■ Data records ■
--- start ---

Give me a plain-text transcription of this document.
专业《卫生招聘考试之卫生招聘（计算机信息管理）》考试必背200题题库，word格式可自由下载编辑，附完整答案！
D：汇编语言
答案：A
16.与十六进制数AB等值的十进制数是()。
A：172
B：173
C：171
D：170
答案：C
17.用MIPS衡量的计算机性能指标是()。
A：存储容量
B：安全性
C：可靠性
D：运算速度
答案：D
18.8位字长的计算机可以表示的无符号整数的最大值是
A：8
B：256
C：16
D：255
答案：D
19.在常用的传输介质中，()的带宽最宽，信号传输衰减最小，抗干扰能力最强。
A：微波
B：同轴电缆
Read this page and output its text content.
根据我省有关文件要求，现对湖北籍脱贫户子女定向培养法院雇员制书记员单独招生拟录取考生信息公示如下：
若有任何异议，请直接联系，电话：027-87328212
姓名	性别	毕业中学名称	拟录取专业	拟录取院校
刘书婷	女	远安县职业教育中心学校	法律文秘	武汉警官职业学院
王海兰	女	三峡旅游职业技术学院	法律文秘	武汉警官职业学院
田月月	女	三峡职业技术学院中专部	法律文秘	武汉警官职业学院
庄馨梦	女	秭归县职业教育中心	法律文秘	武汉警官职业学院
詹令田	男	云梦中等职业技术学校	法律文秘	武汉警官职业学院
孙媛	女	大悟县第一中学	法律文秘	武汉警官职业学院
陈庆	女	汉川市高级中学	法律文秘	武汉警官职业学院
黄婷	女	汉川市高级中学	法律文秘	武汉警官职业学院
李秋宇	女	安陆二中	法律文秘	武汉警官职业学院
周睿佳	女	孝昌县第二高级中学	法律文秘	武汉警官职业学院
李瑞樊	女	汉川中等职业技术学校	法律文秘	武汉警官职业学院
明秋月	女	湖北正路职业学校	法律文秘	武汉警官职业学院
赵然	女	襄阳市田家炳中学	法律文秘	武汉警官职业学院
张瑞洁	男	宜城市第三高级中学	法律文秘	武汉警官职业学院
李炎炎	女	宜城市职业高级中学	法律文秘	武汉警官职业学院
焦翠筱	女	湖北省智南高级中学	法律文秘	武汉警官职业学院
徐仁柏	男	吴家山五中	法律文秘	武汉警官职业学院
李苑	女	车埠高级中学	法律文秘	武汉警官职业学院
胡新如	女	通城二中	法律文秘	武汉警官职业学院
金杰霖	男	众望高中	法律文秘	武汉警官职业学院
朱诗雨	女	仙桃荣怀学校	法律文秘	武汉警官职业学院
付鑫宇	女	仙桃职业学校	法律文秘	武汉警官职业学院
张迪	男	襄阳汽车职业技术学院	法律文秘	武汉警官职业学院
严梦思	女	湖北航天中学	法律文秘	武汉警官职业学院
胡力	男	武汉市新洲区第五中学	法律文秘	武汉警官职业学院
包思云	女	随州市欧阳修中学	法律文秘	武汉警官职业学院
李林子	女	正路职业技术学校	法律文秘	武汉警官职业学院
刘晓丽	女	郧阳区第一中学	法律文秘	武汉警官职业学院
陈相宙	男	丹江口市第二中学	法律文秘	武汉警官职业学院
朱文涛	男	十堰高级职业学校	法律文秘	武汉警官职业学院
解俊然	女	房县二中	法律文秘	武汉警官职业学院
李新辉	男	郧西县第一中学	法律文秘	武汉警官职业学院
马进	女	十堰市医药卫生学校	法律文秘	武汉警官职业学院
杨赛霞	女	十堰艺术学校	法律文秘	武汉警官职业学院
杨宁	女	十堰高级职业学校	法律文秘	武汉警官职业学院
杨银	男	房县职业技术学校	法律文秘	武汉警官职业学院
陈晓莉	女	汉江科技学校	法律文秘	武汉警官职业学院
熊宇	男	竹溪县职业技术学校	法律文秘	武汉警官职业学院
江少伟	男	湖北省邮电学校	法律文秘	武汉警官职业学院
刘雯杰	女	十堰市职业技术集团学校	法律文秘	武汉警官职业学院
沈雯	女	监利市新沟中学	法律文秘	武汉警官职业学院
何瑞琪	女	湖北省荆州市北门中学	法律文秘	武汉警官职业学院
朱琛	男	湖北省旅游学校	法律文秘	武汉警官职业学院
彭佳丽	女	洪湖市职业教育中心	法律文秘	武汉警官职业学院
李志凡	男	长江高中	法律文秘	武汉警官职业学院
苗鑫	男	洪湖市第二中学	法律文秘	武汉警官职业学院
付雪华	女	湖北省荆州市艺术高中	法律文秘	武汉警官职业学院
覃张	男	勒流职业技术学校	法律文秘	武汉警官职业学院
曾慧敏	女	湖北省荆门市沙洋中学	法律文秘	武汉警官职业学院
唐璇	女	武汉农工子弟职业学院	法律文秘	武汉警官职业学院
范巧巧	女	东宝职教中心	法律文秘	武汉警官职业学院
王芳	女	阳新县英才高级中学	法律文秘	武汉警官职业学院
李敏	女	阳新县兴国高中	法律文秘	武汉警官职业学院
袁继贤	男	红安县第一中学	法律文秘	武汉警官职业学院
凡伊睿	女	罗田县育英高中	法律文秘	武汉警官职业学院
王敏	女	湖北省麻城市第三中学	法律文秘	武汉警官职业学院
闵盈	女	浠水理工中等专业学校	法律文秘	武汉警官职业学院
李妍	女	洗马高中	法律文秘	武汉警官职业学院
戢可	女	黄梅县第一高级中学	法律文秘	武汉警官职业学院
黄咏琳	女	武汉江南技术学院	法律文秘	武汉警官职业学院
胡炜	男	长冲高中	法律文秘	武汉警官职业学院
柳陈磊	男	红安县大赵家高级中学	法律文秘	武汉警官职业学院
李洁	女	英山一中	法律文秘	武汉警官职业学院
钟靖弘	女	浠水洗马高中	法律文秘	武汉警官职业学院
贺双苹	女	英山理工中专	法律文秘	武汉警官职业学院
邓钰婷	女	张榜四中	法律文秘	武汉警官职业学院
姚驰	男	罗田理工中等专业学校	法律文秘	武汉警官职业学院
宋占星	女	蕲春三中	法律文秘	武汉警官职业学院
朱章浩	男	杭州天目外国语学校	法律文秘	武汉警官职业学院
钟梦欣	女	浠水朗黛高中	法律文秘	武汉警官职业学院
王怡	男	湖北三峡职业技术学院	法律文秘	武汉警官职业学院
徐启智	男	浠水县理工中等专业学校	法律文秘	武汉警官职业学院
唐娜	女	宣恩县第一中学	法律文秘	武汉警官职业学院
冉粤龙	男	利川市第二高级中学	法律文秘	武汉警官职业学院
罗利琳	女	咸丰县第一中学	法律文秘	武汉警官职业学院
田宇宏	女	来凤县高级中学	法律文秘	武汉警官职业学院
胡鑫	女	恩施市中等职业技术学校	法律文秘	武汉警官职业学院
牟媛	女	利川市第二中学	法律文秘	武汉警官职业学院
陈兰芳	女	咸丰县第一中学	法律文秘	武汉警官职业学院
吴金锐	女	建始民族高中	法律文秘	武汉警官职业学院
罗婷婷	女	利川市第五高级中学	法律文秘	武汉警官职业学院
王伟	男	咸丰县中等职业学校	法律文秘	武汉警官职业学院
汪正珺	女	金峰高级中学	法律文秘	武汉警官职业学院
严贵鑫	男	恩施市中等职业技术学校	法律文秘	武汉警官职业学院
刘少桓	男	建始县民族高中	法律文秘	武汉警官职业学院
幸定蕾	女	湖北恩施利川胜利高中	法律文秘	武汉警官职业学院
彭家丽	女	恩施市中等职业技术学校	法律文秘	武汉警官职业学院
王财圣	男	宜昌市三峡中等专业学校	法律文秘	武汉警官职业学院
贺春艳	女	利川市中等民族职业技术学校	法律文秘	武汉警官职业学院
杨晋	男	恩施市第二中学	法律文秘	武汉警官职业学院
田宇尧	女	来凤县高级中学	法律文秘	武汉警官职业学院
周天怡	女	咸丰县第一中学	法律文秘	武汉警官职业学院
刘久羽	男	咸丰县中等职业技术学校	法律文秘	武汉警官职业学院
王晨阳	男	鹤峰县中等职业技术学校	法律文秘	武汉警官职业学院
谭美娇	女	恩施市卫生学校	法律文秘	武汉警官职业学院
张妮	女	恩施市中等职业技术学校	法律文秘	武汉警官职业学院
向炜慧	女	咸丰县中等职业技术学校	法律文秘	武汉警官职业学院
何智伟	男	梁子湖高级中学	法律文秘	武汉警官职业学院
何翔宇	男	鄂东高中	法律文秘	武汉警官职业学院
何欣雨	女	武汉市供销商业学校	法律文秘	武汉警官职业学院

--- end ---

■ Task statement ■
Count the lines above that contain the word "咸丰县中等职业技术学校", and give only that number.

■ Answer to the problem ■
2